(Extracted data entries)
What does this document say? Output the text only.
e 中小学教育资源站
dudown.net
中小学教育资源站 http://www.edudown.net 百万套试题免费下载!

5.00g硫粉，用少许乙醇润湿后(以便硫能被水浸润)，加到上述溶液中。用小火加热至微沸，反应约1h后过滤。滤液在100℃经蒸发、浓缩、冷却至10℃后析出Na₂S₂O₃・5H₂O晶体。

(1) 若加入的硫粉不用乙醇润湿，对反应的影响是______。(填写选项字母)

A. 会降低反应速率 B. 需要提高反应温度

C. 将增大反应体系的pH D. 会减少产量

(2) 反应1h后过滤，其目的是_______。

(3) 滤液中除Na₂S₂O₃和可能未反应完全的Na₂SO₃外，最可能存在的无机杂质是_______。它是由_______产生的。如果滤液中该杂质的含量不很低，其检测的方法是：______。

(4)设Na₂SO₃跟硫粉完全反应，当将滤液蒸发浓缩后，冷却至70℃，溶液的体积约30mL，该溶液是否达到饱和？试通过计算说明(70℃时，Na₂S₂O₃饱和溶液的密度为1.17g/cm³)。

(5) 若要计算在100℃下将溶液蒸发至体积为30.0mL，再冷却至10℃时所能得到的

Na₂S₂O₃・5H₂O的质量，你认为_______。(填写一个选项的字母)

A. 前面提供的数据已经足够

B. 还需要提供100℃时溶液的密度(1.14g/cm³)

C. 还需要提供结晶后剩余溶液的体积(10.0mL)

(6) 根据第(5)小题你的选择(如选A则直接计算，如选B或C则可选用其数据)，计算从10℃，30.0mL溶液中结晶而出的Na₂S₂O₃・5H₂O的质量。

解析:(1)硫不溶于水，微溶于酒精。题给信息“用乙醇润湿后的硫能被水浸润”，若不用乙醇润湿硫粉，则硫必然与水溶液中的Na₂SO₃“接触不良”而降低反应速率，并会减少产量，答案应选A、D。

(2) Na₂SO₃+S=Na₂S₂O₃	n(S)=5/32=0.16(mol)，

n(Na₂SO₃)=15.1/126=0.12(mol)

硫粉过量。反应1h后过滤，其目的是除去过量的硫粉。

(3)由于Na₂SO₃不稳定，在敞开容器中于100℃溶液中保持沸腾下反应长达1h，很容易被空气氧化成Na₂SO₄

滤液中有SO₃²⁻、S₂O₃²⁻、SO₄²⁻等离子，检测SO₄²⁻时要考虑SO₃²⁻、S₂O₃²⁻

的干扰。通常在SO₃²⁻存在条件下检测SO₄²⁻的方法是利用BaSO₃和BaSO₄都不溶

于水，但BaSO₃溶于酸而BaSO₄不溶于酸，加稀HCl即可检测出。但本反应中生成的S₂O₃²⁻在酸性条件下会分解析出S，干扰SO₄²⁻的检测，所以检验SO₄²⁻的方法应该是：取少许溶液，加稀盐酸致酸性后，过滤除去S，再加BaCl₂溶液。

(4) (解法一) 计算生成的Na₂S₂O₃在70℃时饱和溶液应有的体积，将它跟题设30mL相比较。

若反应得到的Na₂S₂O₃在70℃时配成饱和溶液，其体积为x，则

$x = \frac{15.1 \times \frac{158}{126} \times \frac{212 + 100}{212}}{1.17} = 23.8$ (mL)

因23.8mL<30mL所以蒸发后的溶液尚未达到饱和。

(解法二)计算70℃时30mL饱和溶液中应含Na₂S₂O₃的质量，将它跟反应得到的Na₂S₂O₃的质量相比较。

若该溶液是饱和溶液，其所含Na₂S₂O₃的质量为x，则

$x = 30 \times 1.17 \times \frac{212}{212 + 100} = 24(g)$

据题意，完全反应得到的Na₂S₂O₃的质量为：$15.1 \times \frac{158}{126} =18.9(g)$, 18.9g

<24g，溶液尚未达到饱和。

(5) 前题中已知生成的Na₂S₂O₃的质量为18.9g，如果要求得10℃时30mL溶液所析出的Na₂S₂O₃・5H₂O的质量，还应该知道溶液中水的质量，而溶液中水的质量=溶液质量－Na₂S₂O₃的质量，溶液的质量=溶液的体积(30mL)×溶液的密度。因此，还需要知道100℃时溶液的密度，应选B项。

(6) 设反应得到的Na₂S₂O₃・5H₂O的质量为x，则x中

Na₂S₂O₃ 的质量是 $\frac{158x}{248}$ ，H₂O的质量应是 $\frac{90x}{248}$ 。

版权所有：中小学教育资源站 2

Set problem =>
What is the number of lines in this material that hold the string "中小学教育资源站"? Answer with that number only.

The reply =>
3